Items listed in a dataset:
============================================================

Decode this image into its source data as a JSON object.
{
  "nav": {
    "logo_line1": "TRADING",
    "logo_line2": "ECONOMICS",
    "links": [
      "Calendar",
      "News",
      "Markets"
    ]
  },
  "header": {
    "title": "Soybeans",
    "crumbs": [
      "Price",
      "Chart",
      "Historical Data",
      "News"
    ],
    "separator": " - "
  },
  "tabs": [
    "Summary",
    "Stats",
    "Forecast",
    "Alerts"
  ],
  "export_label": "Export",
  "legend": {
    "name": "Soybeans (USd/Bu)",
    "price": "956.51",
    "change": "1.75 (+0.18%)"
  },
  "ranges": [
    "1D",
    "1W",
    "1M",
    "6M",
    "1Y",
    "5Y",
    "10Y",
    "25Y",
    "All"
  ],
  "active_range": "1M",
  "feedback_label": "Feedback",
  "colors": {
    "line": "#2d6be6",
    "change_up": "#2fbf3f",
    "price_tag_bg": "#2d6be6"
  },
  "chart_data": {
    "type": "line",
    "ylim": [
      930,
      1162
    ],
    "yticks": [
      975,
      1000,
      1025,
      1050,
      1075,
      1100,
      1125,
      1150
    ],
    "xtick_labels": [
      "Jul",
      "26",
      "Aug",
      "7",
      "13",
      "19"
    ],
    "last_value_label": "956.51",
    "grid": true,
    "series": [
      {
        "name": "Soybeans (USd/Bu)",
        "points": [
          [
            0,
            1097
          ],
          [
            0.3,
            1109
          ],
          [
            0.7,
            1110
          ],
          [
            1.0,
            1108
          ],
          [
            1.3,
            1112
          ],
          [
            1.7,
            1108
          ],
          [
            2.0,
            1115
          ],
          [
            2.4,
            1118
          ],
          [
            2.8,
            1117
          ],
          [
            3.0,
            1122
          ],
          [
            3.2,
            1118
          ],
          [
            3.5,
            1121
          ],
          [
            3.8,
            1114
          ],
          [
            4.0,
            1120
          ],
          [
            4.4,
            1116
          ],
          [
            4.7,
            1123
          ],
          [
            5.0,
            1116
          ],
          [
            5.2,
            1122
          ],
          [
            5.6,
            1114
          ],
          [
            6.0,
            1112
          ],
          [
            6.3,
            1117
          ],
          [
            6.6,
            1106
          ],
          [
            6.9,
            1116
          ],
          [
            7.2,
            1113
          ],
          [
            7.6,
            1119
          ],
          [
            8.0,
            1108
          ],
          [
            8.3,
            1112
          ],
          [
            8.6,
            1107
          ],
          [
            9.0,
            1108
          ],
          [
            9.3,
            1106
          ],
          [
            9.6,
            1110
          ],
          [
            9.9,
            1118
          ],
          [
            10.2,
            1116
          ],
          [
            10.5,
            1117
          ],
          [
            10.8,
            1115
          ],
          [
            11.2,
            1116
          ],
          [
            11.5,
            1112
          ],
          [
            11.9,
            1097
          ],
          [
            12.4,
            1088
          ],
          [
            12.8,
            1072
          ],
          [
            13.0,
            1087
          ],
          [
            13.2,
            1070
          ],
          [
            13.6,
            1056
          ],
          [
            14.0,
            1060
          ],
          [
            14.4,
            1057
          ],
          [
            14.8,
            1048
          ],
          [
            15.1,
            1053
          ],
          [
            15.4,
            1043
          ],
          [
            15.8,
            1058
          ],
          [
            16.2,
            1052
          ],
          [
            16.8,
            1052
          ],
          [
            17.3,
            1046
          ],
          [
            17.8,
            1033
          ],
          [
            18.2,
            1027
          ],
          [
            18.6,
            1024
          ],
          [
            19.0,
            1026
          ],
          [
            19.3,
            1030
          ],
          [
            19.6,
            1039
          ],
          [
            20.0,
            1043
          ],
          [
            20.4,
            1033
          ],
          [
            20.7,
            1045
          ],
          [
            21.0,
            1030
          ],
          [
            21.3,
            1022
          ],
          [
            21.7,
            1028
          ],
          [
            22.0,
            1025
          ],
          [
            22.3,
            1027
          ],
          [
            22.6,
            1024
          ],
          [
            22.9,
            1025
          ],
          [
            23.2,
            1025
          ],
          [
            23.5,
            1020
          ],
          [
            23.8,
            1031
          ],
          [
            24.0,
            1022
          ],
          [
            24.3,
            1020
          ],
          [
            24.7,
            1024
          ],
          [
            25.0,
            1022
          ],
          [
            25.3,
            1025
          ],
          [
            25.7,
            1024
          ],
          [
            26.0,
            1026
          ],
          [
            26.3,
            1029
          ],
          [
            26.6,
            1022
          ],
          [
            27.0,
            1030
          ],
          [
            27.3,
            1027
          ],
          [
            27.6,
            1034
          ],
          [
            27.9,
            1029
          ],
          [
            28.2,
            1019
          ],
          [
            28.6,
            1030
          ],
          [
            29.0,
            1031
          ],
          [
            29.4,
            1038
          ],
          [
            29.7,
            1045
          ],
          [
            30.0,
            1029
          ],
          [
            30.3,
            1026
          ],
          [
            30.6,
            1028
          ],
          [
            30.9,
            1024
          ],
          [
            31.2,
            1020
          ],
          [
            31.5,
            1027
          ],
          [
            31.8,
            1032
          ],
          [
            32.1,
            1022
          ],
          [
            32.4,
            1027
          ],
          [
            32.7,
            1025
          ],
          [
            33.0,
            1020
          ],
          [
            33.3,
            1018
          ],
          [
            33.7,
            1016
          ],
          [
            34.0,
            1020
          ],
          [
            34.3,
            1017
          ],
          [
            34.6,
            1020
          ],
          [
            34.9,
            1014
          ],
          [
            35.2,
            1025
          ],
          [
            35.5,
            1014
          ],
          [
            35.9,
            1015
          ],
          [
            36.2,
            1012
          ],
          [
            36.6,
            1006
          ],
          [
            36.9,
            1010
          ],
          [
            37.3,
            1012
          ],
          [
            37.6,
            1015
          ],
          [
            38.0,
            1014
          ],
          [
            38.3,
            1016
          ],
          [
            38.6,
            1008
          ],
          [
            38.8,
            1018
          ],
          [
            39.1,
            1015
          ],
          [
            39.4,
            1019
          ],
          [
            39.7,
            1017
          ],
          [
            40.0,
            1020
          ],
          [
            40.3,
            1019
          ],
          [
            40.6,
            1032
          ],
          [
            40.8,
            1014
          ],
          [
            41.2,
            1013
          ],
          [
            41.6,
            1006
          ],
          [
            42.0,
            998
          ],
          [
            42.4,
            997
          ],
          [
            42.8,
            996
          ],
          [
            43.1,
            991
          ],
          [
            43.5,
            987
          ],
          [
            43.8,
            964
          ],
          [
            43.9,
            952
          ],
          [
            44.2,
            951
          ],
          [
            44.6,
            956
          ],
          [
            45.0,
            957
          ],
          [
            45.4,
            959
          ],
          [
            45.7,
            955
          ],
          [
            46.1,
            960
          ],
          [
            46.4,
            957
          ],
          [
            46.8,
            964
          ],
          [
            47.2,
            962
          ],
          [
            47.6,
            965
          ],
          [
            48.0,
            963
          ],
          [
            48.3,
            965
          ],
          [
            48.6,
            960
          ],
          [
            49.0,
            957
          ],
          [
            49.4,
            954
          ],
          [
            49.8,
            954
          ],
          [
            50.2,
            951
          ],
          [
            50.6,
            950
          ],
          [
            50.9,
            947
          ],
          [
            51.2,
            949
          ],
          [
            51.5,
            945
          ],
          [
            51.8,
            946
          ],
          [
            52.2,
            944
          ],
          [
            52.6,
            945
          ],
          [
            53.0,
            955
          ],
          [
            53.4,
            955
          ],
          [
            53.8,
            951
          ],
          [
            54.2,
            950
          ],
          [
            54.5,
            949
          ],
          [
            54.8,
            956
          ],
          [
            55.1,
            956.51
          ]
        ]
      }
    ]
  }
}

============================================================

The problem: Repeat the material above in full, keeping every word.

Problem solution:
Decode this image into its source data as a JSON object.
{
  "nav": {
    "logo_line1": "TRADING",
    "logo_line2": "ECONOMICS",
    "links": [
      "Calendar",
      "News",
      "Markets"
    ]
  },
  "header": {
    "title": "Soybeans",
    "crumbs": [
      "Price",
      "Chart",
      "Historical Data",
      "News"
    ],
    "separator": " - "
  },
  "tabs": [
    "Summary",
    "Stats",
    "Forecast",
    "Alerts"
  ],
  "export_label": "Export",
  "legend": {
    "name": "Soybeans (USd/Bu)",
    "price": "956.51",
    "change": "1.75 (+0.18%)"
  },
  "ranges": [
    "1D",
    "1W",
    "1M",
    "6M",
    "1Y",
    "5Y",
    "10Y",
    "25Y",
    "All"
  ],
  "active_range": "1M",
  "feedback_label": "Feedback",
  "colors": {
    "line": "#2d6be6",
    "change_up": "#2fbf3f",
    "price_tag_bg": "#2d6be6"
  },
  "chart_data": {
    "type": "line",
    "ylim": [
      930,
      1162
    ],
    "yticks": [
      975,
      1000,
      1025,
      1050,
      1075,
      1100,
      1125,
      1150
    ],
    "xtick_labels": [
      "Jul",
      "26",
      "Aug",
      "7",
      "13",
      "19"
    ],
    "last_value_label": "956.51",
    "grid": true,
    "series": [
      {
        "name": "Soybeans (USd/Bu)",
        "points": [
          [
            0,
            1097
          ],
          [
            0.3,
            1109
          ],
          [
            0.7,
            1110
          ],
          [
            1.0,
            1108
          ],
          [
            1.3,
            1112
          ],
          [
            1.7,
            1108
          ],
          [
            2.0,
            1115
          ],
          [
            2.4,
            1118
          ],
          [
            2.8,
            1117
          ],
          [
            3.0,
            1122
          ],
          [
            3.2,
            1118
          ],
          [
            3.5,
            1121
          ],
          [
            3.8,
            1114
          ],
          [
            4.0,
            1120
          ],
          [
            4.4,
            1116
          ],
          [
            4.7,
            1123
          ],
          [
            5.0,
            1116
          ],
          [
            5.2,
            1122
          ],
          [
            5.6,
            1114
          ],
          [
            6.0,
            1112
          ],
          [
            6.3,
            1117
          ],
          [
            6.6,
            1106
          ],
          [
            6.9,
            1116
          ],
          [
            7.2,
            1113
          ],
          [
            7.6,
            1119
          ],
          [
            8.0,
            1108
          ],
          [
            8.3,
            1112
          ],
          [
            8.6,
            1107
          ],
          [
            9.0,
            1108
          ],
          [
            9.3,
            1106
          ],
          [
            9.6,
            1110
          ],
          [
            9.9,
            1118
          ],
          [
            10.2,
            1116
          ],
          [
            10.5,
            1117
          ],
          [
            10.8,
            1115
          ],
          [
            11.2,
            1116
          ],
          [
            11.5,
            1112
          ],
          [
            11.9,
            1097
          ],
          [
            12.4,
            1088
          ],
          [
            12.8,
            1072
          ],
          [
            13.0,
            1087
          ],
          [
            13.2,
            1070
          ],
          [
            13.6,
            1056
          ],
          [
            14.0,
            1060
          ],
          [
            14.4,
            1057
          ],
          [
            14.8,
            1048
          ],
          [
            15.1,
            1053
          ],
          [
            15.4,
            1043
          ],
          [
            15.8,
            1058
          ],
          [
            16.2,
            1052
          ],
          [
            16.8,
            1052
          ],
          [
            17.3,
            1046
          ],
          [
            17.8,
            1033
          ],
          [
            18.2,
            1027
          ],
          [
            18.6,
            1024
          ],
          [
            19.0,
            1026
          ],
          [
            19.3,
            1030
          ],
          [
            19.6,
            1039
          ],
          [
            20.0,
            1043
          ],
          [
            20.4,
            1033
          ],
          [
            20.7,
            1045
          ],
          [
            21.0,
            1030
          ],
          [
            21.3,
            1022
          ],
          [
            21.7,
            1028
          ],
          [
            22.0,
            1025
          ],
          [
            22.3,
            1027
          ],
          [
            22.6,
            1024
          ],
          [
            22.9,
            1025
          ],
          [
            23.2,
            1025
          ],
          [
            23.5,
            1020
          ],
          [
            23.8,
            1031
          ],
          [
            24.0,
            1022
          ],
          [
            24.3,
            1020
          ],
          [
            24.7,
            1024
          ],
          [
            25.0,
            1022
          ],
          [
            25.3,
            1025
          ],
          [
            25.7,
            1024
          ],
          [
            26.0,
            1026
          ],
          [
            26.3,
            1029
          ],
          [
            26.6,
            1022
          ],
          [
            27.0,
            1030
          ],
          [
            27.3,
            1027
          ],
          [
            27.6,
            1034
          ],
          [
            27.9,
            1029
          ],
          [
            28.2,
            1019
          ],
          [
            28.6,
            1030
          ],
          [
            29.0,
            1031
          ],
          [
            29.4,
            1038
          ],
          [
            29.7,
            1045
          ],
          [
            30.0,
            1029
          ],
          [
            30.3,
            1026
          ],
          [
            30.6,
            1028
          ],
          [
            30.9,
            1024
          ],
          [
            31.2,
            1020
          ],
          [
            31.5,
            1027
          ],
          [
            31.8,
            1032
          ],
          [
            32.1,
            1022
          ],
          [
            32.4,
            1027
          ],
          [
            32.7,
            1025
          ],
          [
            33.0,
            1020
          ],
          [
            33.3,
            1018
          ],
          [
            33.7,
            1016
          ],
          [
            34.0,
            1020
          ],
          [
            34.3,
            1017
          ],
          [
            34.6,
            1020
          ],
          [
            34.9,
            1014
          ],
          [
            35.2,
            1025
          ],
          [
            35.5,
            1014
          ],
          [
            35.9,
            1015
          ],
          [
            36.2,
            1012
          ],
          [
            36.6,
            1006
          ],
          [
            36.9,
            1010
          ],
          [
            37.3,
            1012
          ],
          [
            37.6,
            1015
          ],
          [
            38.0,
            1014
          ],
          [
            38.3,
            1016
          ],
          [
            38.6,
            1008
          ],
          [
            38.8,
            1018
          ],
          [
            39.1,
            1015
          ],
          [
            39.4,
            1019
          ],
          [
            39.7,
            1017
          ],
          [
            40.0,
            1020
          ],
          [
            40.3,
            1019
          ],
          [
            40.6,
            1032
          ],
          [
            40.8,
            1014
          ],
          [
            41.2,
            1013
          ],
          [
            41.6,
            1006
          ],
          [
            42.0,
            998
          ],
          [
            42.4,
            997
          ],
          [
            42.8,
            996
          ],
          [
            43.1,
            991
          ],
          [
            43.5,
            987
          ],
          [
            43.8,
            964
          ],
          [
            43.9,
            952
          ],
          [
            44.2,
            951
          ],
          [
            44.6,
            956
          ],
          [
            45.0,
            957
          ],
          [
            45.4,
            959
          ],
          [
            45.7,
            955
          ],
          [
            46.1,
            960
          ],
          [
            46.4,
            957
          ],
          [
            46.8,
            964
          ],
          [
            47.2,
            962
          ],
          [
            47.6,
            965
          ],
          [
            48.0,
            963
          ],
          [
            48.3,
            965
          ],
          [
            48.6,
            960
          ],
          [
            49.0,
            957
          ],
          [
            49.4,
            954
          ],
          [
            49.8,
            954
          ],
          [
            50.2,
            951
          ],
          [
            50.6,
            950
          ],
          [
            50.9,
            947
          ],
          [
            51.2,
            949
          ],
          [
            51.5,
            945
          ],
          [
            51.8,
            946
          ],
          [
            52.2,
            944
          ],
          [
            52.6,
            945
          ],
          [
            53.0,
            955
          ],
          [
            53.4,
            955
          ],
          [
            53.8,
            951
          ],
          [
            54.2,
            950
          ],
          [
            54.5,
            949
          ],
          [
            54.8,
            956
          ],
          [
            55.1,
            956.51
          ]
        ]
      }
    ]
  }
}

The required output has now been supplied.